-- BEGIN Material provided --
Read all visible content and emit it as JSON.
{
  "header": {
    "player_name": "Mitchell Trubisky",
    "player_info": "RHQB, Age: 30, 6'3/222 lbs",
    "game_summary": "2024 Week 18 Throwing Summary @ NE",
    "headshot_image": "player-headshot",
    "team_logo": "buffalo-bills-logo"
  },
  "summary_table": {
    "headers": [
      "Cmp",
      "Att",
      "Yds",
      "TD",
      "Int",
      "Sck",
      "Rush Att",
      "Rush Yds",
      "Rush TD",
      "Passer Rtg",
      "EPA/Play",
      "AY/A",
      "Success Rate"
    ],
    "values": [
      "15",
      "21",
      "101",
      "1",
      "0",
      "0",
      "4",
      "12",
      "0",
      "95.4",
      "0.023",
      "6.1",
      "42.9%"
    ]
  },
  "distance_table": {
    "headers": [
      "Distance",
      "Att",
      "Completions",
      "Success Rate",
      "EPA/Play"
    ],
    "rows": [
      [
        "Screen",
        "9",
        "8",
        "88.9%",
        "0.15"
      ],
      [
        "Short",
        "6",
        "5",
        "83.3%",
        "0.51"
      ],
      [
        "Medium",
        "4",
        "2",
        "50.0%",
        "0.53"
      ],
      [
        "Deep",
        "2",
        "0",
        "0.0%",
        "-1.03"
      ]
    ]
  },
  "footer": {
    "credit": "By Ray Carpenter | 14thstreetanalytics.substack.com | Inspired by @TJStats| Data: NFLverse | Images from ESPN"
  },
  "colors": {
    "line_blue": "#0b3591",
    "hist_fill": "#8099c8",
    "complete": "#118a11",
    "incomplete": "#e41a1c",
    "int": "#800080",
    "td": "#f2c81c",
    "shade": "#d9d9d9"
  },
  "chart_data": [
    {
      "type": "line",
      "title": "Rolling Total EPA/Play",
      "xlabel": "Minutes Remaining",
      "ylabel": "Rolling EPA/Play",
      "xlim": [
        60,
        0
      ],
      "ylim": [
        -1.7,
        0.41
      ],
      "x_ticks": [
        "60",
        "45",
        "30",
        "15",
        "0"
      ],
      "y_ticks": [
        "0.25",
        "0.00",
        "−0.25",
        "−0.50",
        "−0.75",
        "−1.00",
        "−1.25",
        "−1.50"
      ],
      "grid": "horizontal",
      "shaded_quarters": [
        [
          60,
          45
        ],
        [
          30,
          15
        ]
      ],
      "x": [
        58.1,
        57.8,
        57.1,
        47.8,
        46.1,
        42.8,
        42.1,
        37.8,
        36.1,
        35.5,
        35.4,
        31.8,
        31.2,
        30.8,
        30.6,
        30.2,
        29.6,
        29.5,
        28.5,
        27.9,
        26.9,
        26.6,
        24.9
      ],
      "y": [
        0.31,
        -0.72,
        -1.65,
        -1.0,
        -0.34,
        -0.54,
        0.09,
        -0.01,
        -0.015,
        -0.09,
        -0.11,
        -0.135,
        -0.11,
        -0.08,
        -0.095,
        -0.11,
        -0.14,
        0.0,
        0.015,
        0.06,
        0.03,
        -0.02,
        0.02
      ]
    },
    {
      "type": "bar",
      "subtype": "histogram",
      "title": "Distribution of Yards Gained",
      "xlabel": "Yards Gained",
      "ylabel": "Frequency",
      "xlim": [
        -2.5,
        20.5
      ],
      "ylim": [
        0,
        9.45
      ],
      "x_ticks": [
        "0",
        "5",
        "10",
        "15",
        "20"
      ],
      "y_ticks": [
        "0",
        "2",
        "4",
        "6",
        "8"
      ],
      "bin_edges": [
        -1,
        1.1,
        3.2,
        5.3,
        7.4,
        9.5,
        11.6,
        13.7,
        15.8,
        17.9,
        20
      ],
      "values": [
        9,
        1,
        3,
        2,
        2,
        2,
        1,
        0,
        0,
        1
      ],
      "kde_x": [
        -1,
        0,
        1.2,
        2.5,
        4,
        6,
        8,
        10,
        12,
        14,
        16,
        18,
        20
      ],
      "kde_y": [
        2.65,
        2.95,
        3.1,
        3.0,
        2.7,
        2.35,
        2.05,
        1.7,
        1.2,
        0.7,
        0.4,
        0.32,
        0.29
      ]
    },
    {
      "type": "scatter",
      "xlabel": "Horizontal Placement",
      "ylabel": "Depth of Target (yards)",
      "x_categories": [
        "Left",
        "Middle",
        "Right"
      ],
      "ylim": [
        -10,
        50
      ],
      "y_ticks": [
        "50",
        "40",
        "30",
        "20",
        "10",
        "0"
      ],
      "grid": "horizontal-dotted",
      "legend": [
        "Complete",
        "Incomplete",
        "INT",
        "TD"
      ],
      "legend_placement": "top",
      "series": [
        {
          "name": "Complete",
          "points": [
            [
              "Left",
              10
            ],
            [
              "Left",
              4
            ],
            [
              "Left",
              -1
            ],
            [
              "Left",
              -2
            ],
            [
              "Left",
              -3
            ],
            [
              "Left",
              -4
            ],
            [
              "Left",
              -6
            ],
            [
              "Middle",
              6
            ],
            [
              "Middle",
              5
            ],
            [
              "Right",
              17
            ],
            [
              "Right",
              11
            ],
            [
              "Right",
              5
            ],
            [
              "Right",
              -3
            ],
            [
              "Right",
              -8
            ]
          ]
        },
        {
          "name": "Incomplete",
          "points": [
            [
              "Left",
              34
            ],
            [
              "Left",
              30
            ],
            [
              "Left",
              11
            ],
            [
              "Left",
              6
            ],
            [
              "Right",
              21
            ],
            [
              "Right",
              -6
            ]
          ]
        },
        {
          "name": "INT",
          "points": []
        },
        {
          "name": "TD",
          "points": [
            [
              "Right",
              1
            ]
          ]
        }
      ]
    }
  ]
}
-- END Material provided --
| Direction |
Give a word-for-word copy of the records.

| Correct response |
Read all visible content and emit it as JSON.
{
  "header": {
    "player_name": "Mitchell Trubisky",
    "player_info": "RHQB, Age: 30, 6'3/222 lbs",
    "game_summary": "2024 Week 18 Throwing Summary @ NE",
    "headshot_image": "player-headshot",
    "team_logo": "buffalo-bills-logo"
  },
  "summary_table": {
    "headers": [
      "Cmp",
      "Att",
      "Yds",
      "TD",
      "Int",
      "Sck",
      "Rush Att",
      "Rush Yds",
      "Rush TD",
      "Passer Rtg",
      "EPA/Play",
      "AY/A",
      "Success Rate"
    ],
    "values": [
      "15",
      "21",
      "101",
      "1",
      "0",
      "0",
      "4",
      "12",
      "0",
      "95.4",
      "0.023",
      "6.1",
      "42.9%"
    ]
  },
  "distance_table": {
    "headers": [
      "Distance",
      "Att",
      "Completions",
      "Success Rate",
      "EPA/Play"
    ],
    "rows": [
      [
        "Screen",
        "9",
        "8",
        "88.9%",
        "0.15"
      ],
      [
        "Short",
        "6",
        "5",
        "83.3%",
        "0.51"
      ],
      [
        "Medium",
        "4",
        "2",
        "50.0%",
        "0.53"
      ],
      [
        "Deep",
        "2",
        "0",
        "0.0%",
        "-1.03"
      ]
    ]
  },
  "footer": {
    "credit": "By Ray Carpenter | 14thstreetanalytics.substack.com | Inspired by @TJStats| Data: NFLverse | Images from ESPN"
  },
  "colors": {
    "line_blue": "#0b3591",
    "hist_fill": "#8099c8",
    "complete": "#118a11",
    "incomplete": "#e41a1c",
    "int": "#800080",
    "td": "#f2c81c",
    "shade": "#d9d9d9"
  },
  "chart_data": [
    {
      "type": "line",
      "title": "Rolling Total EPA/Play",
      "xlabel": "Minutes Remaining",
      "ylabel": "Rolling EPA/Play",
      "xlim": [
        60,
        0
      ],
      "ylim": [
        -1.7,
        0.41
      ],
      "x_ticks": [
        "60",
        "45",
        "30",
        "15",
        "0"
      ],
      "y_ticks": [
        "0.25",
        "0.00",
        "−0.25",
        "−0.50",
        "−0.75",
        "−1.00",
        "−1.25",
        "−1.50"
      ],
      "grid": "horizontal",
      "shaded_quarters": [
        [
          60,
          45
        ],
        [
          30,
          15
        ]
      ],
      "x": [
        58.1,
        57.8,
        57.1,
        47.8,
        46.1,
        42.8,
        42.1,
        37.8,
        36.1,
        35.5,
        35.4,
        31.8,
        31.2,
        30.8,
        30.6,
        30.2,
        29.6,
        29.5,
        28.5,
        27.9,
        26.9,
        26.6,
        24.9
      ],
      "y": [
        0.31,
        -0.72,
        -1.65,
        -1.0,
        -0.34,
        -0.54,
        0.09,
        -0.01,
        -0.015,
        -0.09,
        -0.11,
        -0.135,
        -0.11,
        -0.08,
        -0.095,
        -0.11,
        -0.14,
        0.0,
        0.015,
        0.06,
        0.03,
        -0.02,
        0.02
      ]
    },
    {
      "type": "bar",
      "subtype": "histogram",
      "title": "Distribution of Yards Gained",
      "xlabel": "Yards Gained",
      "ylabel": "Frequency",
      "xlim": [
        -2.5,
        20.5
      ],
      "ylim": [
        0,
        9.45
      ],
      "x_ticks": [
        "0",
        "5",
        "10",
        "15",
        "20"
      ],
      "y_ticks": [
        "0",
        "2",
        "4",
        "6",
        "8"
      ],
      "bin_edges": [
        -1,
        1.1,
        3.2,
        5.3,
        7.4,
        9.5,
        11.6,
        13.7,
        15.8,
        17.9,
        20
      ],
      "values": [
        9,
        1,
        3,
        2,
        2,
        2,
        1,
        0,
        0,
        1
      ],
      "kde_x": [
        -1,
        0,
        1.2,
        2.5,
        4,
        6,
        8,
        10,
        12,
        14,
        16,
        18,
        20
      ],
      "kde_y": [
        2.65,
        2.95,
        3.1,
        3.0,
        2.7,
        2.35,
        2.05,
        1.7,
        1.2,
        0.7,
        0.4,
        0.32,
        0.29
      ]
    },
    {
      "type": "scatter",
      "xlabel": "Horizontal Placement",
      "ylabel": "Depth of Target (yards)",
      "x_categories": [
        "Left",
        "Middle",
        "Right"
      ],
      "ylim": [
        -10,
        50
      ],
      "y_ticks": [
        "50",
        "40",
        "30",
        "20",
        "10",
        "0"
      ],
      "grid": "horizontal-dotted",
      "legend": [
        "Complete",
        "Incomplete",
        "INT",
        "TD"
      ],
      "legend_placement": "top",
      "series": [
        {
          "name": "Complete",
          "points": [
            [
              "Left",
              10
            ],
            [
              "Left",
              4
            ],
            [
              "Left",
              -1
            ],
            [
              "Left",
              -2
            ],
            [
              "Left",
              -3
            ],
            [
              "Left",
              -4
            ],
            [
              "Left",
              -6
            ],
            [
              "Middle",
              6
            ],
            [
              "Middle",
              5
            ],
            [
              "Right",
              17
            ],
            [
              "Right",
              11
            ],
            [
              "Right",
              5
            ],
            [
              "Right",
              -3
            ],
            [
              "Right",
              -8
            ]
          ]
        },
        {
          "name": "Incomplete",
          "points": [
            [
              "Left",
              34
            ],
            [
              "Left",
              30
            ],
            [
              "Left",
              11
            ],
            [
              "Left",
              6
            ],
            [
              "Right",
              21
            ],
            [
              "Right",
              -6
            ]
          ]
        },
        {
          "name": "INT",
          "points": []
        },
        {
          "name": "TD",
          "points": [
            [
              "Right",
              1
            ]
          ]
        }
      ]
    }
  ]
}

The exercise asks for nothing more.